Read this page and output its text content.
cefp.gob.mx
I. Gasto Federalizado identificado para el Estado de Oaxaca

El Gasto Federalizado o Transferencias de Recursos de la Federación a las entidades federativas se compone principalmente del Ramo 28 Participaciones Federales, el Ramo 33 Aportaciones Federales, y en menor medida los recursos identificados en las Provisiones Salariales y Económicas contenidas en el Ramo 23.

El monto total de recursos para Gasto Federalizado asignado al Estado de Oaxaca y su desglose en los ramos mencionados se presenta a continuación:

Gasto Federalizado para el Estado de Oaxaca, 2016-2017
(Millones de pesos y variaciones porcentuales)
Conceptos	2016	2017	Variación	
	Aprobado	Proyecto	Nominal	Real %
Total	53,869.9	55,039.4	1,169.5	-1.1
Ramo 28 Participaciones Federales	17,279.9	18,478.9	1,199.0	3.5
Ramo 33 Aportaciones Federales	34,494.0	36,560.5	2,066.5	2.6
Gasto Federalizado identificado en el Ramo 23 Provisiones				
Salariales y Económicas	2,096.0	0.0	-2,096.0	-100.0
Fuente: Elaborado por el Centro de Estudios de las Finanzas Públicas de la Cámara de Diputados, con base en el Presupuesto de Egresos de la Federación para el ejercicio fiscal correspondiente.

Prompt — Your answer should be a single number: the count of lines in the data that include the word "Federación".

Completed task — 2